Instructions to follow
Collect from the data below each line with "this".

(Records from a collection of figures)
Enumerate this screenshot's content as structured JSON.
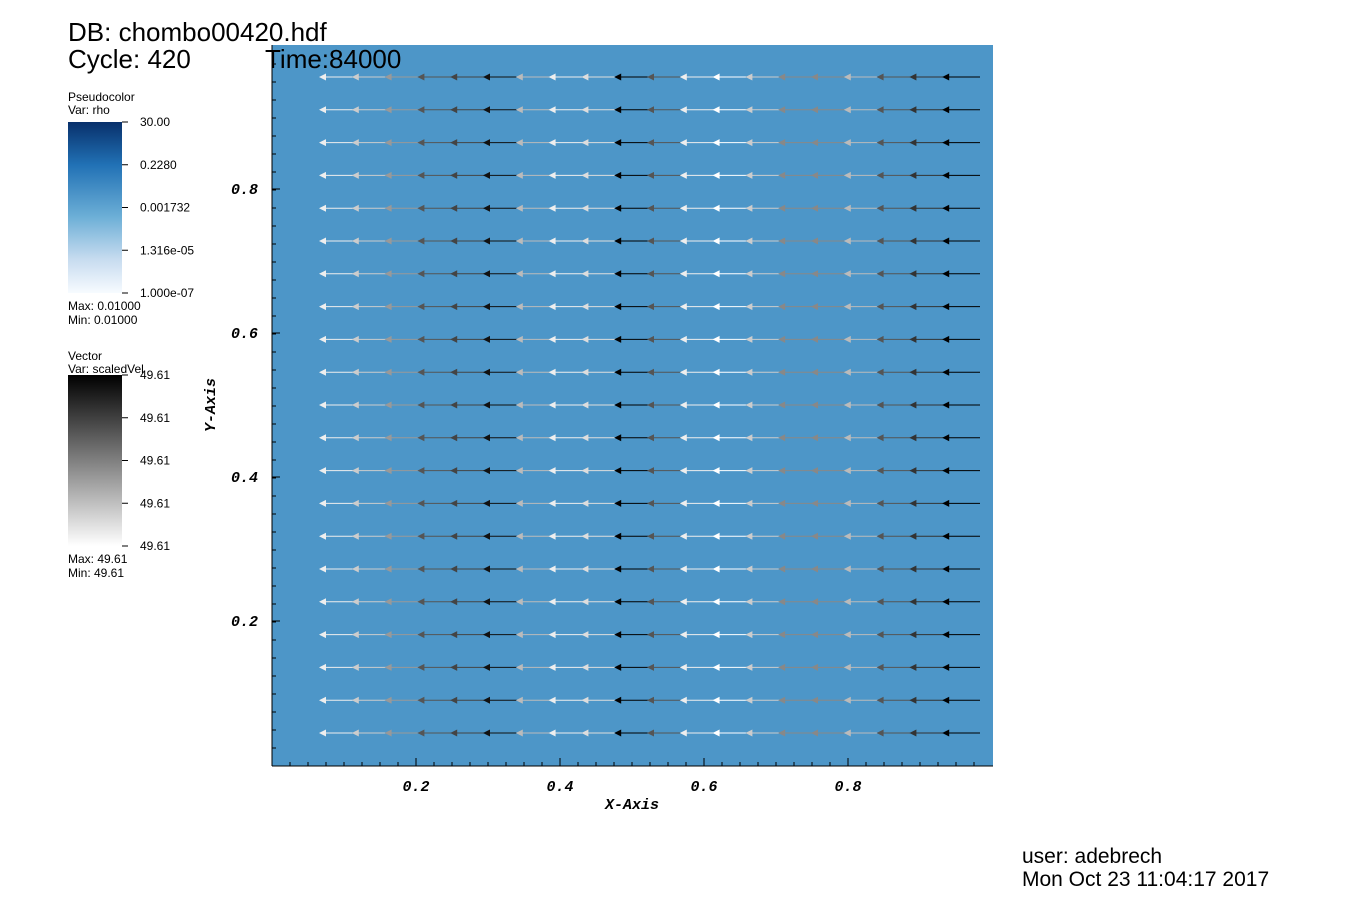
{
  "header": {
    "db": "DB: chombo00420.hdf",
    "cycle": "Cycle: 420",
    "time": "Time:84000"
  },
  "legends": [
    {
      "title": "Pseudocolor",
      "var": "Var: rho",
      "labels": [
        "30.00",
        "0.2280",
        "0.001732",
        "1.316e-05",
        "1.000e-07"
      ],
      "max": "Max:  0.01000",
      "min": "Min:  0.01000"
    },
    {
      "title": "Vector",
      "var": "Var: scaledVel",
      "labels": [
        "49.61",
        "49.61",
        "49.61",
        "49.61",
        "49.61"
      ],
      "max": "Max:  49.61",
      "min": "Min:  49.61"
    }
  ],
  "x_axis": {
    "label": "X-Axis",
    "ticks": [
      0.2,
      0.4,
      0.6,
      0.8
    ]
  },
  "y_axis": {
    "label": "Y-Axis",
    "ticks": [
      0.2,
      0.4,
      0.6,
      0.8
    ]
  },
  "footer": {
    "user": "user: adebrech",
    "date": "Mon Oct 23 11:04:17 2017"
  }
}
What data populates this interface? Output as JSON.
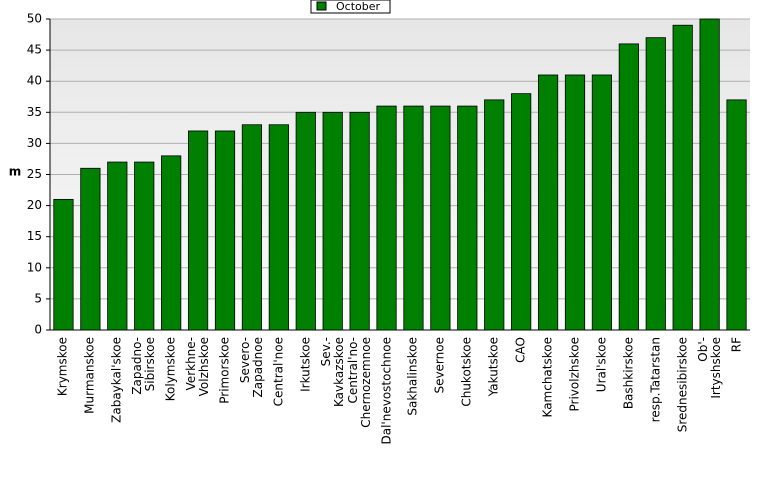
{
  "chart_data": {
    "type": "bar",
    "legend_label": "October",
    "ylabel": "m",
    "categories": [
      "Krymskoe",
      "Murmanskoe",
      "Zabaykal'skoe",
      "Zapadno-\nSibirskoe",
      "Kolymskoe",
      "Verkhne-\nVolzhskoe",
      "Primorskoe",
      "Severo-\nZapadnoe",
      "Central'noe",
      "Irkutskoe",
      "Sev.-\nKavkazskoe",
      "Central'no-\nChernozemnoe",
      "Dal'nevostochnoe",
      "Sakhalinskoe",
      "Severnoe",
      "Chukotskoe",
      "Yakutskoe",
      "CAO",
      "Kamchatskoe",
      "Privolzhskoe",
      "Ural'skoe",
      "Bashkirskoe",
      "resp.Tatarstan",
      "Srednesibirskoe",
      "Ob'-\nIrtyshskoe",
      "RF"
    ],
    "values": [
      21,
      26,
      27,
      27,
      28,
      32,
      32,
      33,
      33,
      35,
      35,
      35,
      36,
      36,
      36,
      36,
      37,
      38,
      41,
      41,
      41,
      46,
      47,
      49,
      50,
      37
    ],
    "color": "#008000",
    "ylim": [
      0,
      50
    ],
    "yticks": [
      0,
      5,
      10,
      15,
      20,
      25,
      30,
      35,
      40,
      45,
      50
    ],
    "grid": true
  }
}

Answer to the task
Enumerate this screenshot's content as structured JSON.
What data populates this interface? Output as JSON.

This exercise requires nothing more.